INSTRUCTIONS TO FOLLOW = Search the records below for the word "name" and show every line where it occurs.

[Extracts from a graphics dataset]
--- BEGIN ---
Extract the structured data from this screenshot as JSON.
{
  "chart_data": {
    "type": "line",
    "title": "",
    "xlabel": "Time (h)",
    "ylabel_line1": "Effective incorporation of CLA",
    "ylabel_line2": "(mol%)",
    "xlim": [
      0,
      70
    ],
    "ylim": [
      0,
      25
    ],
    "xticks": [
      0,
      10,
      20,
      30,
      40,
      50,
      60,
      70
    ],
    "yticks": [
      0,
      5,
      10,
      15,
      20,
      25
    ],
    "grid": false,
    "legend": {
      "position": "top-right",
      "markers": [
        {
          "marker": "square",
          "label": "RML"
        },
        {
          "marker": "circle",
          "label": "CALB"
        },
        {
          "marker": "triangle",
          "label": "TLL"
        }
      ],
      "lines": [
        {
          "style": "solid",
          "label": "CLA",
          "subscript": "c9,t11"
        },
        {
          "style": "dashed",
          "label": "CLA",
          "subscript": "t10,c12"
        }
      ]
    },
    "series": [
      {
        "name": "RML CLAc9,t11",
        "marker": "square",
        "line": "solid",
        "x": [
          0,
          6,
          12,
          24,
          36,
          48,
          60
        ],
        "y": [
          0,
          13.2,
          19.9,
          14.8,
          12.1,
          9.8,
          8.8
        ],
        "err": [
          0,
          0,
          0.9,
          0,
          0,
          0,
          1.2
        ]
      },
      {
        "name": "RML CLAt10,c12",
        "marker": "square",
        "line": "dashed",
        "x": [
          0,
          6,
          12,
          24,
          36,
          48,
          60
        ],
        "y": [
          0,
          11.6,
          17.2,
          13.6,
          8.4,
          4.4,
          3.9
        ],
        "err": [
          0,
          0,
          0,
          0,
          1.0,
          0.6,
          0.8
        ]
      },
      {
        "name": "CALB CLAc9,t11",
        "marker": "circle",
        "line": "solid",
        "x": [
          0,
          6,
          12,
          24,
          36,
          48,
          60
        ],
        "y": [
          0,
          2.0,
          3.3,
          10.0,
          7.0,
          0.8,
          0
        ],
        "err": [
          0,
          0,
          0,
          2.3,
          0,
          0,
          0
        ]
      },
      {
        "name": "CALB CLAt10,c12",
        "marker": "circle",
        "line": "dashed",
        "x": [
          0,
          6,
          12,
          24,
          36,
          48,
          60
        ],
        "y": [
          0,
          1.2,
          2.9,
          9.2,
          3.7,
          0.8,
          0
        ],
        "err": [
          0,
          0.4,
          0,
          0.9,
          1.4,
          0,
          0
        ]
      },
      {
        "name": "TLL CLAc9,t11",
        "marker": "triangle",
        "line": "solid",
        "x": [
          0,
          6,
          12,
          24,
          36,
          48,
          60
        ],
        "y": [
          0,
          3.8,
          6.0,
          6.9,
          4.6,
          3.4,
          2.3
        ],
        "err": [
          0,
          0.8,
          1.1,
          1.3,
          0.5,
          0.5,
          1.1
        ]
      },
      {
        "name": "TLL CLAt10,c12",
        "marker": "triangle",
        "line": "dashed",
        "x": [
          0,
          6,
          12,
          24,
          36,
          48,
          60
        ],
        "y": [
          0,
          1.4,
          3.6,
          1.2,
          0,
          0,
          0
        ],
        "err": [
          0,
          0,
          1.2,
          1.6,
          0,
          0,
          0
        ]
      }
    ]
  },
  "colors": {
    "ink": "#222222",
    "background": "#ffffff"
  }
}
--- END ---
CORRECT OUTPUT =
        "name": "RML CLAc9,t11",
        "name": "RML CLAt10,c12",
        "name": "CALB CLAc9,t11",
        "name": "CALB CLAt10,c12",
        "name": "TLL CLAc9,t11",
        "name": "TLL CLAt10,c12",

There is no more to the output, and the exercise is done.